**TASK DETAILS**
From the listing below, extract each line containing the string "最后静止".

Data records
>> Begin
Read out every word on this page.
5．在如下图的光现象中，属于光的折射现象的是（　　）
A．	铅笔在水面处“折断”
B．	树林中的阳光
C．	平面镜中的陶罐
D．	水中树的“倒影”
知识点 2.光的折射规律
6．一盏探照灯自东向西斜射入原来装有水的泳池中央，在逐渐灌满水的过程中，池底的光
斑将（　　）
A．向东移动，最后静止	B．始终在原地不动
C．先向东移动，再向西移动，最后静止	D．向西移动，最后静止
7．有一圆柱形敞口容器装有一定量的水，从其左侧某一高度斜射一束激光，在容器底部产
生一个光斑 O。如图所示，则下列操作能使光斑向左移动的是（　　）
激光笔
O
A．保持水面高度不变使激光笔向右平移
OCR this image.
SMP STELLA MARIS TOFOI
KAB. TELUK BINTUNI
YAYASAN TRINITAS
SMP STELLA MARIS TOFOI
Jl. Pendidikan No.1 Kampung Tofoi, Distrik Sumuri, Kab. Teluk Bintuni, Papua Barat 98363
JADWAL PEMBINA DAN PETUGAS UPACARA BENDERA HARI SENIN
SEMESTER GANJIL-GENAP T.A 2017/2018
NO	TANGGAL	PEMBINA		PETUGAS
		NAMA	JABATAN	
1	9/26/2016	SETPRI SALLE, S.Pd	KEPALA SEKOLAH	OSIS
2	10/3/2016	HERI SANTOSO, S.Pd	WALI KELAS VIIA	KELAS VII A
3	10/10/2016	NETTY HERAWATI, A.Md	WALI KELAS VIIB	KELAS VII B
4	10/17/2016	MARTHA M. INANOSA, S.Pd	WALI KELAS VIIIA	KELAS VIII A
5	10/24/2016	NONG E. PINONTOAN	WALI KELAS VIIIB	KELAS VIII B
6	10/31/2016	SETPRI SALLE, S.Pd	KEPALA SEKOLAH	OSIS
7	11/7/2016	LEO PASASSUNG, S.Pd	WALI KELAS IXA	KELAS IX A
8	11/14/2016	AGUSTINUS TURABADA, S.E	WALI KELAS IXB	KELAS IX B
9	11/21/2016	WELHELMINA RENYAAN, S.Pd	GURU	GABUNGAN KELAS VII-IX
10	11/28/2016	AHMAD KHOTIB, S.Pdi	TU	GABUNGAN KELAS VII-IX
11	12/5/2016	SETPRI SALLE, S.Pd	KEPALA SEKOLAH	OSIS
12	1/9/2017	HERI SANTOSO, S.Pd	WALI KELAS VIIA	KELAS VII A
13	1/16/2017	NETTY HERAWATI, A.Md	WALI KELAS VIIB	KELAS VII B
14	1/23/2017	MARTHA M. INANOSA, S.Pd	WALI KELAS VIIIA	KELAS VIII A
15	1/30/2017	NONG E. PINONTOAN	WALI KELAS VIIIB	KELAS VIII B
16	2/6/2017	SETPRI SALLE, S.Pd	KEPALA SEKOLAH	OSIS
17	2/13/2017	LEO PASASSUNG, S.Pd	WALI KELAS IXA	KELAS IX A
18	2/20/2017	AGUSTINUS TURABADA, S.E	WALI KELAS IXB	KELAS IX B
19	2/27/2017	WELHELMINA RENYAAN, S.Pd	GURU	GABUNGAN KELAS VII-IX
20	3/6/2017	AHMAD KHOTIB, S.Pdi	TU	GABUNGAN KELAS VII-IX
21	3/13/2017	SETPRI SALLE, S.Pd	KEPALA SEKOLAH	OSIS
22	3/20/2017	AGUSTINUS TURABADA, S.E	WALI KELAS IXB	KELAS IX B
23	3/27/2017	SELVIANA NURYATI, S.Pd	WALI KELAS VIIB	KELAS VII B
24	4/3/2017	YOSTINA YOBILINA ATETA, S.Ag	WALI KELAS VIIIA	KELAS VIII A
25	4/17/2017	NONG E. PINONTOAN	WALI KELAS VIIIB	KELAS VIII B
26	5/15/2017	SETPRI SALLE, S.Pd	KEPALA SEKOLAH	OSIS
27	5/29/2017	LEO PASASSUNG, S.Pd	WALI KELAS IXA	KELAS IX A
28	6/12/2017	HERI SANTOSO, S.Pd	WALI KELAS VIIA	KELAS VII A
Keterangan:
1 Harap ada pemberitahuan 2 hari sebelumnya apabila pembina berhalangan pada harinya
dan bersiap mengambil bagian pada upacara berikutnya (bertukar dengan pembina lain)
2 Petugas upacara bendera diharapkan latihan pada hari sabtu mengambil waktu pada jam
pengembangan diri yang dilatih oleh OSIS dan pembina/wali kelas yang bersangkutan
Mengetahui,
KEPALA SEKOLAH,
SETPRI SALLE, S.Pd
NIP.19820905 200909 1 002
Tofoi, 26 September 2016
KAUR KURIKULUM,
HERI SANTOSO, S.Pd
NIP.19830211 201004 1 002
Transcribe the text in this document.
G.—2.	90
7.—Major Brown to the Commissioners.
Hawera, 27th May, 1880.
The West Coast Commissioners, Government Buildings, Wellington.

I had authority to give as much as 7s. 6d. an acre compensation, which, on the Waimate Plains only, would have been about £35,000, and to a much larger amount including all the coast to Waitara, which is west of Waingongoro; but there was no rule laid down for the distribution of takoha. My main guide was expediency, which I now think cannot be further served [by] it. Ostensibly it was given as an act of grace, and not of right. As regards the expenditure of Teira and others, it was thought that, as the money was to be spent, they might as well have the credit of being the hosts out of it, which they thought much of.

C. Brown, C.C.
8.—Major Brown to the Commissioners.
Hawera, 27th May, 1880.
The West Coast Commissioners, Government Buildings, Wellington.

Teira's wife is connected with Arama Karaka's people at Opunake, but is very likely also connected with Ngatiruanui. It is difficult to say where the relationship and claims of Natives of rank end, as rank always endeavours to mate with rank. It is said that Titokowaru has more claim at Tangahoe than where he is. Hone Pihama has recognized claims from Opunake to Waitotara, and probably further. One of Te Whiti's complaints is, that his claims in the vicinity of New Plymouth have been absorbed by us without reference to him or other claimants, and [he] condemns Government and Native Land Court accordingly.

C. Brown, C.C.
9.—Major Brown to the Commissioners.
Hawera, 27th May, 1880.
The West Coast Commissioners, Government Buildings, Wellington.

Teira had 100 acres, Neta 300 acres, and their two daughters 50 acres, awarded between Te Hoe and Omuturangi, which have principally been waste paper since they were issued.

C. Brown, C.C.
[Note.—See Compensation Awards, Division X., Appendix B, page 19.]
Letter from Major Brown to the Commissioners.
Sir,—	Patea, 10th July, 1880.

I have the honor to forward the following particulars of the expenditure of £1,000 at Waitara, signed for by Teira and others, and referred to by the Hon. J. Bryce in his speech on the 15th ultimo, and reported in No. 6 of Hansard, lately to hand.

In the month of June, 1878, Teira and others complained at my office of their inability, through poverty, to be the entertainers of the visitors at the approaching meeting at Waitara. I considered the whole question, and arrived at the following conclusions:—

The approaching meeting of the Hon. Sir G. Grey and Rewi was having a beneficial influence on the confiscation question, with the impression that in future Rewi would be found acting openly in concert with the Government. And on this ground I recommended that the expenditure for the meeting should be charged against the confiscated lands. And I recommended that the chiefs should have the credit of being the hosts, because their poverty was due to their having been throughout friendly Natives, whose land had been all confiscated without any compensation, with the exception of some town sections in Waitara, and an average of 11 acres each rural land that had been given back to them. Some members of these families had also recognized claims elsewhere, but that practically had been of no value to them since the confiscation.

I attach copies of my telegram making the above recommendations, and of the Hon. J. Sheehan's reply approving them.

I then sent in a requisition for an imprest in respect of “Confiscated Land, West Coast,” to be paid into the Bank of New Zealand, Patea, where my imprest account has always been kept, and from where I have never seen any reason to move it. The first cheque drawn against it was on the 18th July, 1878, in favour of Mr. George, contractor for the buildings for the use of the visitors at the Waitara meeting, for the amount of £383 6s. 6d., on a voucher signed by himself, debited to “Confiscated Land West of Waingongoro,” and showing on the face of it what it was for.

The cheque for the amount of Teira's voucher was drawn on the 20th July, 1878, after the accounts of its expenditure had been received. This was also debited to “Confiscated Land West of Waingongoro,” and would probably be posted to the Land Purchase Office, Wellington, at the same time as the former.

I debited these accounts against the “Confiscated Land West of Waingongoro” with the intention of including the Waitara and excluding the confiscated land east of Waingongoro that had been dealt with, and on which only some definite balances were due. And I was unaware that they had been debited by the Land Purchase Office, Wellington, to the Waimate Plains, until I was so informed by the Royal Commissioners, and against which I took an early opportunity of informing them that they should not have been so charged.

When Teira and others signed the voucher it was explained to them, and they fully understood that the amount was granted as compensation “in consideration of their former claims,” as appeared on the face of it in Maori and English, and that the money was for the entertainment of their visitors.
>> End
**RESULT OF THIS EXERCISE**
A．向东移动，最后静止	B．始终在原地不动
C．先向东移动，再向西移动，最后静止	D．向西移动，最后静止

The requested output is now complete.